REQUIREMENTS → Locate each line in the records containing "efficiency". Copy it.

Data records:
• • • • • • •
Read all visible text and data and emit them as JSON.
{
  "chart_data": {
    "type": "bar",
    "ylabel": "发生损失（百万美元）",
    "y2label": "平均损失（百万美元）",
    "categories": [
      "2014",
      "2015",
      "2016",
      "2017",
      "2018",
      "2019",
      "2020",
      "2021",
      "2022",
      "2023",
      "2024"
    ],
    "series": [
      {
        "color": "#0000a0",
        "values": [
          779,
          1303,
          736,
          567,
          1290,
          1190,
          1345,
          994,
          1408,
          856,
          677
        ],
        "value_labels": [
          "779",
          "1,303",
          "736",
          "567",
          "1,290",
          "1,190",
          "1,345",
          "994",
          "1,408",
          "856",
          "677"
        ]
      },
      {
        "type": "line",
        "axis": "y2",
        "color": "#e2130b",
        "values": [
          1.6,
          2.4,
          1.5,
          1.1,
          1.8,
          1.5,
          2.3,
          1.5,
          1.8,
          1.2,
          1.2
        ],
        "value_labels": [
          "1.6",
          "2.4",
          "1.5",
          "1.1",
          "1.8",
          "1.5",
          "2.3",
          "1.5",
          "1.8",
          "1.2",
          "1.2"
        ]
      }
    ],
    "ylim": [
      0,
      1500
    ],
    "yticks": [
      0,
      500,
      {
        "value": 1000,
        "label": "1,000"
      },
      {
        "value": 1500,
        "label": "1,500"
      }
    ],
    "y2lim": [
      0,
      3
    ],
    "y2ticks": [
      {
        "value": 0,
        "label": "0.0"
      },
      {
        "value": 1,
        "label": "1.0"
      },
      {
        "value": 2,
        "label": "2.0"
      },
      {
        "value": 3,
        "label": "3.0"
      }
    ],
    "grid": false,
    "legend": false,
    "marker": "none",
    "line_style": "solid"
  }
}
• • • • • • •
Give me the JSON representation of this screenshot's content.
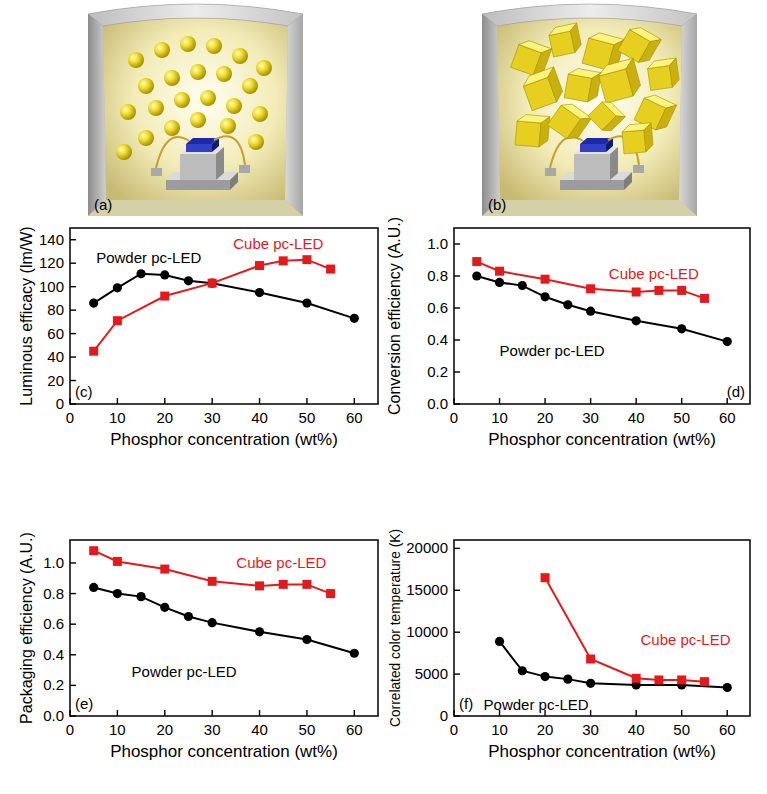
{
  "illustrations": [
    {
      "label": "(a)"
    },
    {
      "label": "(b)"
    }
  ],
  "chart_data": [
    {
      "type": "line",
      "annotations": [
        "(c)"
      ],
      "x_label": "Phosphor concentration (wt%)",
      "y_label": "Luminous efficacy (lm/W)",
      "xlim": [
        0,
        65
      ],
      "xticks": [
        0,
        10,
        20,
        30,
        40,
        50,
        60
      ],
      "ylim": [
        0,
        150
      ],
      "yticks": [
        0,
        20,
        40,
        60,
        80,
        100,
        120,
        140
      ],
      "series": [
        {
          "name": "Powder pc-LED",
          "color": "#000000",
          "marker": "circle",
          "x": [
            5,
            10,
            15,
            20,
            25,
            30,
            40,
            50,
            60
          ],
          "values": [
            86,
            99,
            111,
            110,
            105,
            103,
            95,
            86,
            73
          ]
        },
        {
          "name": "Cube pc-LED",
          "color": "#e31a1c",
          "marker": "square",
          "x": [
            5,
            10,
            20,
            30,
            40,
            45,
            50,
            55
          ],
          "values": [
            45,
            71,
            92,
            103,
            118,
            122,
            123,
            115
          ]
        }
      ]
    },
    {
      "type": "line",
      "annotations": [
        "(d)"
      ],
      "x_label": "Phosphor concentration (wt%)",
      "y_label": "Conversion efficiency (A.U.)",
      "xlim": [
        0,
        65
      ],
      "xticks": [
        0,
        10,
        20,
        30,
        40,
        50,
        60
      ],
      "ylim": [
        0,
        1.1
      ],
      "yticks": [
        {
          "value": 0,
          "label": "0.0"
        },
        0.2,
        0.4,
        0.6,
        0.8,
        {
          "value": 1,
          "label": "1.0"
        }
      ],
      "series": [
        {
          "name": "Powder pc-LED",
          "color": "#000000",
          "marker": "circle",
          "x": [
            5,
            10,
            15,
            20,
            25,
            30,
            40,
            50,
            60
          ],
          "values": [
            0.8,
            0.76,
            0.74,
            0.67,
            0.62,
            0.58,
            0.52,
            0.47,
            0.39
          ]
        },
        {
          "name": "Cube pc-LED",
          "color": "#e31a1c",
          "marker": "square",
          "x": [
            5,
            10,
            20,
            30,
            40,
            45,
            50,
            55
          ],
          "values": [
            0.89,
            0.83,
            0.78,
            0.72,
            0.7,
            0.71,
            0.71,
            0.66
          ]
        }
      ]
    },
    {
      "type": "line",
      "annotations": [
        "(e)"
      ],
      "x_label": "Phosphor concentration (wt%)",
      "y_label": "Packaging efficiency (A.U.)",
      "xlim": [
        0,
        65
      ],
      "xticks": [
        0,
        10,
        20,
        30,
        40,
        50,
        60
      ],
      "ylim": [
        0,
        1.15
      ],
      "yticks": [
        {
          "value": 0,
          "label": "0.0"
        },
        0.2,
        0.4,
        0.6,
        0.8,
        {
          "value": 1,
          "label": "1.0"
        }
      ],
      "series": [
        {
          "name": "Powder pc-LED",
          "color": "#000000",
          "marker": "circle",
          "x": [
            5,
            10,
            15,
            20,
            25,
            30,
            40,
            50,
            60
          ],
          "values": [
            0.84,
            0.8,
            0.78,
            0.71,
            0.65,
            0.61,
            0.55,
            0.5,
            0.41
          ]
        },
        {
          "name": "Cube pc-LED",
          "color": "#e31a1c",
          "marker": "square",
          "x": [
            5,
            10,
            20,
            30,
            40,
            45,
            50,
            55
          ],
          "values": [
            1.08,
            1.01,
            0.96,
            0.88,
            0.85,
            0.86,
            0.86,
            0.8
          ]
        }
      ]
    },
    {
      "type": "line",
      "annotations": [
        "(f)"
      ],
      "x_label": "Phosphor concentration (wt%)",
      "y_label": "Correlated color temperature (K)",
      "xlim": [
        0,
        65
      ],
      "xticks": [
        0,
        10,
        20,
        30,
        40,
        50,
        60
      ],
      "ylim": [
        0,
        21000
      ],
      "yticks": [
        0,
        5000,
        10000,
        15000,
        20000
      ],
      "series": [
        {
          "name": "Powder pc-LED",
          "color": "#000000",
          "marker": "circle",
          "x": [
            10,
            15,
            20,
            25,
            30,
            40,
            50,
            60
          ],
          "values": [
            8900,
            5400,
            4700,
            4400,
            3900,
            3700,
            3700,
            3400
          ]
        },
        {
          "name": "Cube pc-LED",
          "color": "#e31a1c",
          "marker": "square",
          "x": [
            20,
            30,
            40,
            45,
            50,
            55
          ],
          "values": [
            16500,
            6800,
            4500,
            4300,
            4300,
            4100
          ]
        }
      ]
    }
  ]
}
• • • • • • •
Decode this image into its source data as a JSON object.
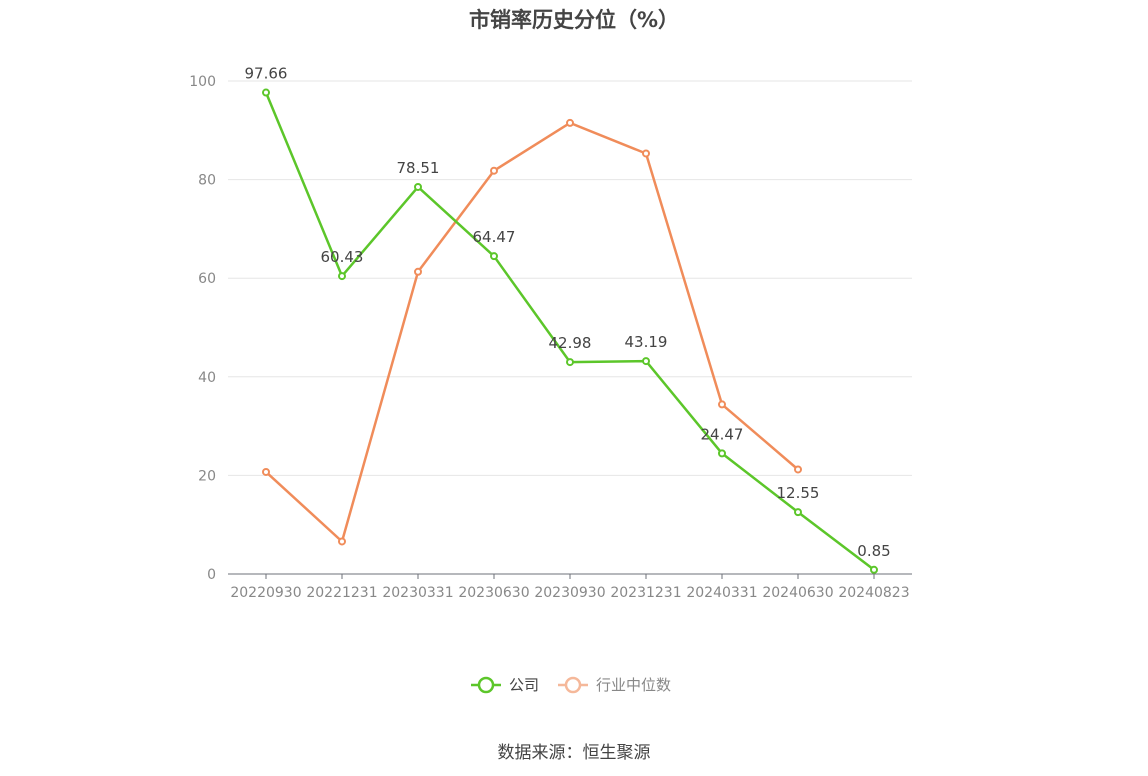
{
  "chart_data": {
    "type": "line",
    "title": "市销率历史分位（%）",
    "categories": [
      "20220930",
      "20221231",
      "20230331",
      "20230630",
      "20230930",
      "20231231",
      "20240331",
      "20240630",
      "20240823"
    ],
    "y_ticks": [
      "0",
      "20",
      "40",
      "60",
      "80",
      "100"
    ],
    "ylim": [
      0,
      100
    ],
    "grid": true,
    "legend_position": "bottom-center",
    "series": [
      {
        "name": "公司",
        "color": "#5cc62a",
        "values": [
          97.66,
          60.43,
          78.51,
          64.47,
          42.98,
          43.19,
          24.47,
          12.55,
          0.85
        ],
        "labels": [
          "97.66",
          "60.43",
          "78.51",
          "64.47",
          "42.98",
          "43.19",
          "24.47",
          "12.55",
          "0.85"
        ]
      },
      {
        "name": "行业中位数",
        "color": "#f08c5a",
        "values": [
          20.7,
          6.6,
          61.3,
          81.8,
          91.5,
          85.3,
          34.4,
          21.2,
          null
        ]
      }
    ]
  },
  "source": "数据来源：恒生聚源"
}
• • • • • • •
IN RESPONSE →
      "y_label": "Conversion efficiency (A.U.)",
      "y_label": "Packaging efficiency (A.U.)",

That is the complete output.